[Required task] Determine the number of lines in the listing below where the string "only" occurs; answer with the number alone.

======== Records shown

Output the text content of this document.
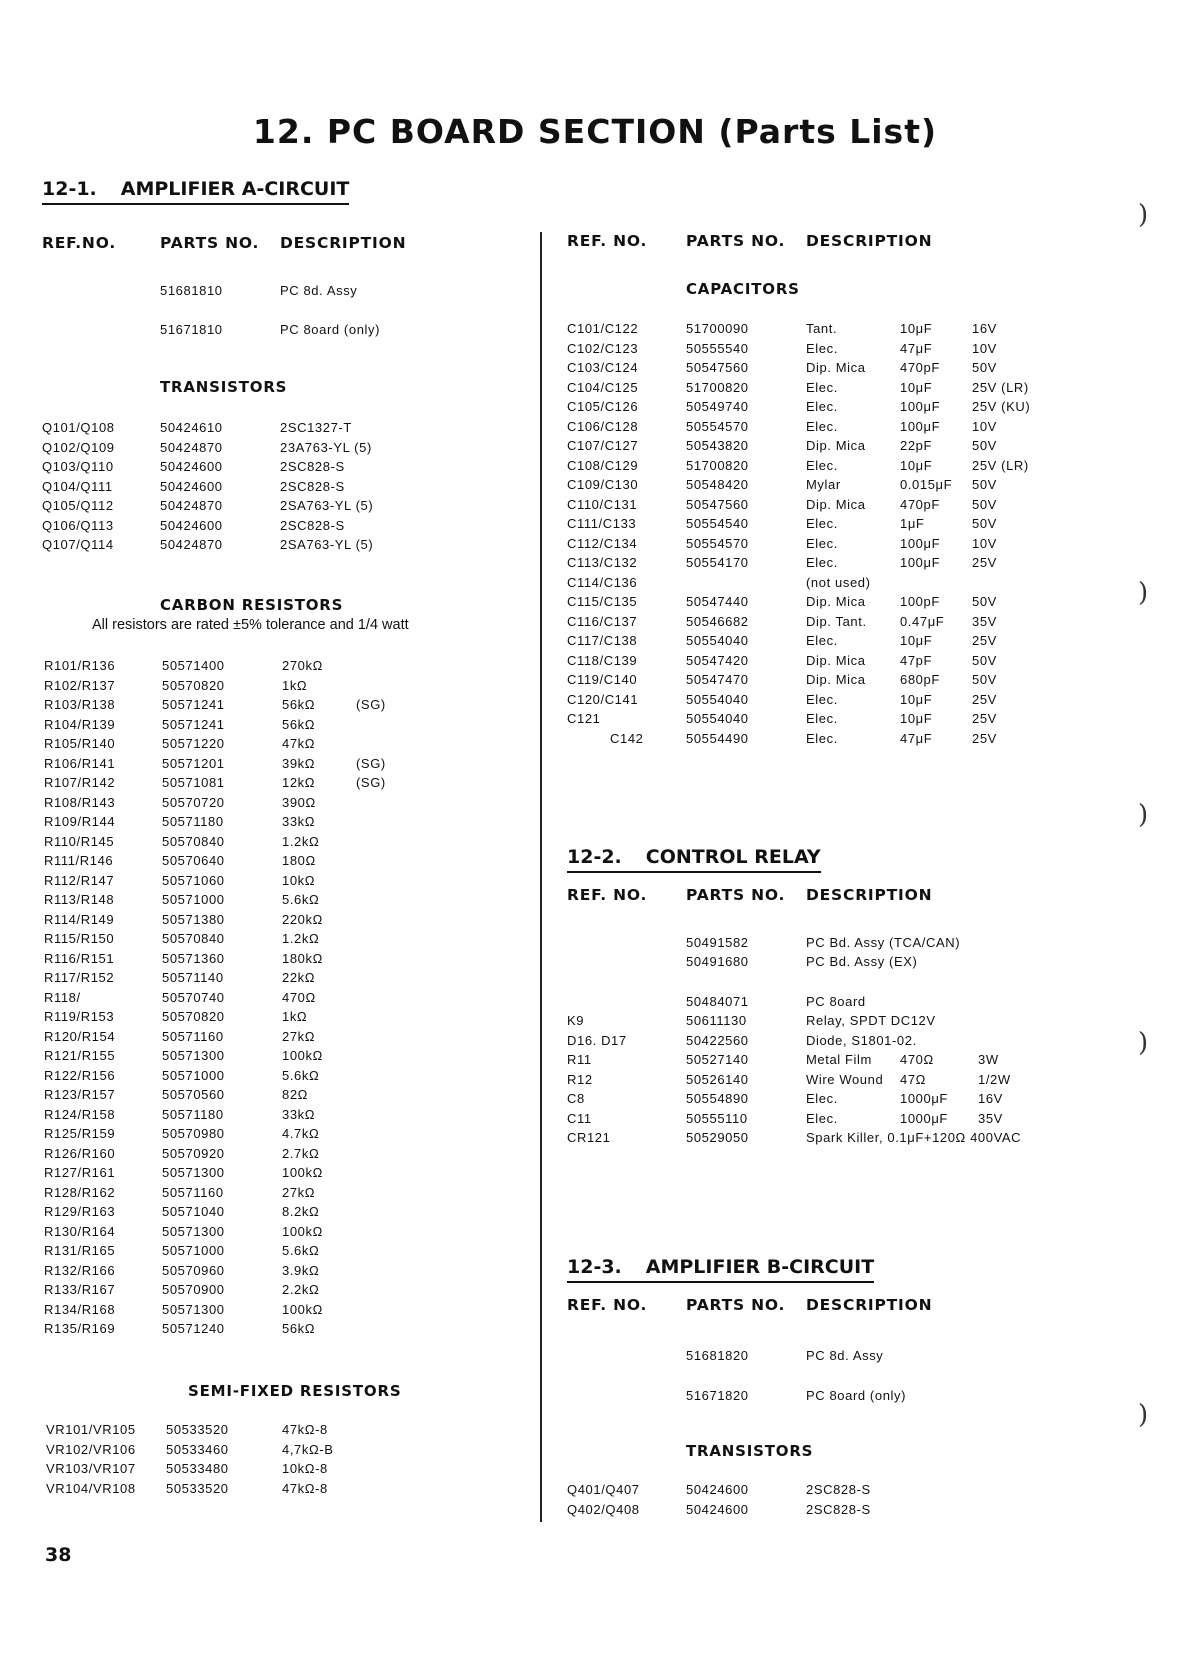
12. PC BOARD SECTION (Parts List)
12-1. AMPLIFIER A-CIRCUIT
REF.NO.	PARTS NO. DESCRIPTION
51681810	PC 8d. Assy
51671810	PC 8oard (only)
TRANSISTORS
Q101/Q108	50424610	2SC1327-T
Q102/Q109	50424870	23A763-YL (5)
Q103/Q110	50424600	2SC828-S
Q104/Q111	50424600	2SC828-S
Q105/Q112	50424870	2SA763-YL (5)
Q106/Q113	50424600	2SC828-S
Q107/Q114	50424870	2SA763-YL (5)
CARBON RESISTORS
All resistors are rated ±5% tolerance and 1/4 watt
R101/R136	50571400	270kΩ
R102/R137	50570820	1kΩ
R103/R138	50571241	56kΩ	(SG)
R104/R139	50571241	56kΩ
R105/R140	50571220	47kΩ
R106/R141	50571201	39kΩ	(SG)
R107/R142	50571081	12kΩ	(SG)
R108/R143	50570720	390Ω
R109/R144	50571180	33kΩ
R110/R145	50570840	1.2kΩ
R111/R146	50570640	180Ω
R112/R147	50571060	10kΩ
R113/R148	50571000	5.6kΩ
R114/R149	50571380	220kΩ
R115/R150	50570840	1.2kΩ
R116/R151	50571360	180kΩ
R117/R152	50571140	22kΩ
R118/	50570740	470Ω
R119/R153	50570820	1kΩ
R120/R154	50571160	27kΩ
R121/R155	50571300	100kΩ
R122/R156	50571000	5.6kΩ
R123/R157	50570560	82Ω
R124/R158	50571180	33kΩ
R125/R159	50570980	4.7kΩ
R126/R160	50570920	2.7kΩ
R127/R161	50571300	100kΩ
R128/R162	50571160	27kΩ
R129/R163	50571040	8.2kΩ
R130/R164	50571300	100kΩ
R131/R165	50571000	5.6kΩ
R132/R166	50570960	3.9kΩ
R133/R167	50570900	2.2kΩ
R134/R168	50571300	100kΩ
R135/R169	50571240	56kΩ
SEMI-FIXED RESISTORS
VR101/VR105 50533520	47kΩ-8
VR102/VR106 50533460	4,7kΩ-B
VR103/VR107 50533480	10kΩ-8
VR104/VR108 50533520	47kΩ-8
REF. NO.	PARTS NO. DESCRIPTION
CAPACITORS
C101/C122	51700090	Tant.	10μF	16V
C102/C123	50555540	Elec.	47μF	10V
C103/C124	50547560	Dip. Mica	470pF 50V
C104/C125	51700820	Elec.	10μF	25V (LR)
C105/C126	50549740	Elec.	100μF 25V (KU)
C106/C128	50554570	Elec.	100μF 10V
C107/C127	50543820	Dip. Mica	22pF	50V
C108/C129	51700820	Elec.	10μF	25V (LR)
C109/C130	50548420	Mylar	0.015μF 50V
C110/C131	50547560	Dip. Mica	470pF 50V
C111/C133	50554540	Elec.	1μF	50V
C112/C134	50554570	Elec.	100μF 10V
C113/C132	50554170	Elec.	100μF 25V
C114/C136	(not used)
C115/C135	50547440	Dip. Mica	100pF 50V
C116/C137	50546682	Dip. Tant.	0.47μF 35V
C117/C138	50554040	Elec.	10μF	25V
C118/C139	50547420	Dip. Mica	47pF	50V
C119/C140	50547470	Dip. Mica	680pF 50V
C120/C141	50554040	Elec.	10μF	25V
C121	50554040	Elec.	10μF	25V
C142	50554490	Elec.	47μF	25V
12-2. CONTROL RELAY
REF. NO.	PARTS NO. DESCRIPTION
50491582	PC Bd. Assy (TCA/CAN)
50491680	PC Bd. Assy (EX)
50484071	PC 8oard
K9	50611130	Relay, SPDT DC12V
D16. D17	50422560	Diode, S1801-02.
R11	50527140	Metal Film 470Ω	3W
R12	50526140	Wire Wound 47Ω	1/2W
C8	50554890	Elec.	1000μF 16V
C11	50555110	Elec.	1000μF 35V
CR121	50529050	Spark Killer, 0.1μF+120Ω 400VAC
12-3. AMPLIFIER B-CIRCUIT
REF. NO.	PARTS NO. DESCRIPTION
51681820	PC 8d. Assy
51671820	PC 8oard (only)
TRANSISTORS
Q401/Q407	50424600	2SC828-S
Q402/Q408	50424600	2SC828-S
38
)
)
)
)
)
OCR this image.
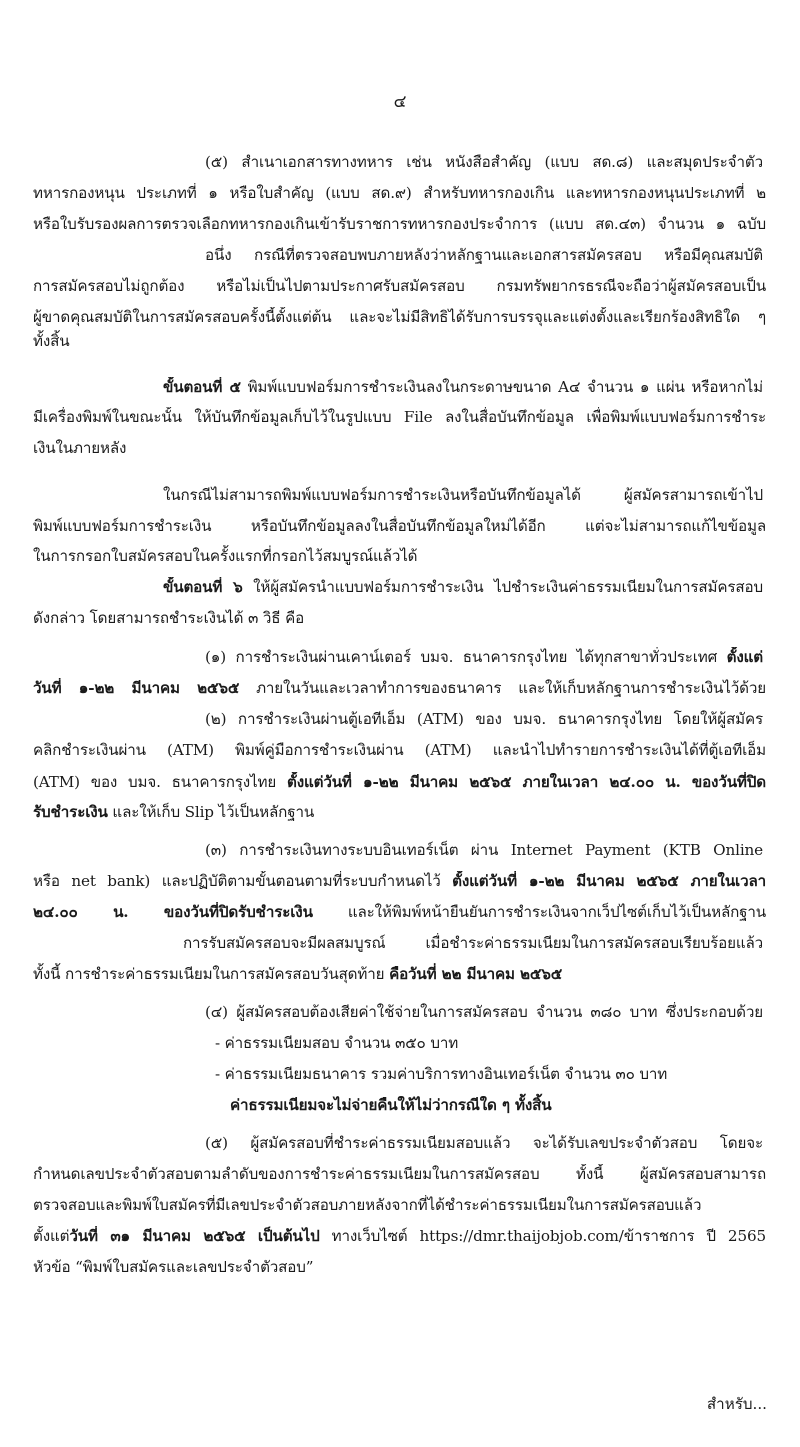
๔
(๕) สำเนาเอกสารทางทหาร เช่น หนังสือสำคัญ (แบบ สด.๘) และสมุดประจำตัว
ทหารกองหนุน ประเภทที่ ๑ หรือใบสำคัญ (แบบ สด.๙) สำหรับทหารกองเกิน และทหารกองหนุนประเภทที่ ๒
หรือใบรับรองผลการตรวจเลือกทหารกองเกินเข้ารับราชการทหารกองประจำการ (แบบ สด.๔๓) จำนวน ๑ ฉบับ
อนึ่ง กรณีที่ตรวจสอบพบภายหลังว่าหลักฐานและเอกสารสมัครสอบ หรือมีคุณสมบัติ
การสมัครสอบไม่ถูกต้อง หรือไม่เป็นไปตามประกาศรับสมัครสอบ กรมทรัพยากรธรณีจะถือว่าผู้สมัครสอบเป็น
ผู้ขาดคุณสมบัติในการสมัครสอบครั้งนี้ตั้งแต่ต้น และจะไม่มีสิทธิได้รับการบรรจุและแต่งตั้งและเรียกร้องสิทธิใด ๆ
ทั้งสิ้น
ขั้นตอนที่ ๕ พิมพ์แบบฟอร์มการชำระเงินลงในกระดาษขนาด A๔ จำนวน ๑ แผ่น หรือหากไม่
มีเครื่องพิมพ์ในขณะนั้น ให้บันทึกข้อมูลเก็บไว้ในรูปแบบ File ลงในสื่อบันทึกข้อมูล เพื่อพิมพ์แบบฟอร์มการชำระ
เงินในภายหลัง
ในกรณีไม่สามารถพิมพ์แบบฟอร์มการชำระเงินหรือบันทึกข้อมูลได้ ผู้สมัครสามารถเข้าไป
พิมพ์แบบฟอร์มการชำระเงิน หรือบันทึกข้อมูลลงในสื่อบันทึกข้อมูลใหม่ได้อีก แต่จะไม่สามารถแก้ไขข้อมูล
ในการกรอกใบสมัครสอบในครั้งแรกที่กรอกไว้สมบูรณ์แล้วได้
ขั้นตอนที่ ๖ ให้ผู้สมัครนำแบบฟอร์มการชำระเงิน ไปชำระเงินค่าธรรมเนียมในการสมัครสอบ
ดังกล่าว โดยสามารถชำระเงินได้ ๓ วิธี คือ
(๑) การชำระเงินผ่านเคาน์เตอร์ บมจ. ธนาคารกรุงไทย ได้ทุกสาขาทั่วประเทศ ตั้งแต่
วันที่ ๑-๒๒ มีนาคม ๒๕๖๕ ภายในวันและเวลาทำการของธนาคาร และให้เก็บหลักฐานการชำระเงินไว้ด้วย
(๒) การชำระเงินผ่านตู้เอทีเอ็ม (ATM) ของ บมจ. ธนาคารกรุงไทย โดยให้ผู้สมัคร
คลิกชำระเงินผ่าน (ATM) พิมพ์คู่มือการชำระเงินผ่าน (ATM) และนำไปทำรายการชำระเงินได้ที่ตู้เอทีเอ็ม
(ATM) ของ บมจ. ธนาคารกรุงไทย ตั้งแต่วันที่ ๑-๒๒ มีนาคม ๒๕๖๕ ภายในเวลา ๒๔.๐๐ น. ของวันที่ปิด
รับชำระเงิน และให้เก็บ Slip ไว้เป็นหลักฐาน
(๓) การชำระเงินทางระบบอินเทอร์เน็ต ผ่าน Internet Payment (KTB Online
หรือ net bank) และปฏิบัติตามขั้นตอนตามที่ระบบกำหนดไว้ ตั้งแต่วันที่ ๑-๒๒ มีนาคม ๒๕๖๕ ภายในเวลา
๒๔.๐๐ น. ของวันที่ปิดรับชำระเงิน และให้พิมพ์หน้ายืนยันการชำระเงินจากเว็ปไซต์เก็บไว้เป็นหลักฐาน
การรับสมัครสอบจะมีผลสมบูรณ์ เมื่อชำระค่าธรรมเนียมในการสมัครสอบเรียบร้อยแล้ว
ทั้งนี้ การชำระค่าธรรมเนียมในการสมัครสอบวันสุดท้าย คือวันที่ ๒๒ มีนาคม ๒๕๖๕
(๔) ผู้สมัครสอบต้องเสียค่าใช้จ่ายในการสมัครสอบ จำนวน ๓๘๐ บาท ซึ่งประกอบด้วย
- ค่าธรรมเนียมสอบ จำนวน ๓๕๐ บาท
- ค่าธรรมเนียมธนาคาร รวมค่าบริการทางอินเทอร์เน็ต จำนวน ๓๐ บาท
ค่าธรรมเนียมจะไม่จ่ายคืนให้ไม่ว่ากรณีใด ๆ ทั้งสิ้น
(๕) ผู้สมัครสอบที่ชำระค่าธรรมเนียมสอบแล้ว จะได้รับเลขประจำตัวสอบ โดยจะ
กำหนดเลขประจำตัวสอบตามลำดับของการชำระค่าธรรมเนียมในการสมัครสอบ ทั้งนี้ ผู้สมัครสอบสามารถ
ตรวจสอบและพิมพ์ใบสมัครที่มีเลขประจำตัวสอบภายหลังจากที่ได้ชำระค่าธรรมเนียมในการสมัครสอบแล้ว
ตั้งแต่วันที่ ๓๑ มีนาคม ๒๕๖๕ เป็นต้นไป ทางเว็บไซต์ https://dmr.thaijobjob.com/ข้าราชการ ปี 2565
หัวข้อ “พิมพ์ใบสมัครและเลขประจำตัวสอบ”
สำหรับ...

================

[Response to the exercise] 2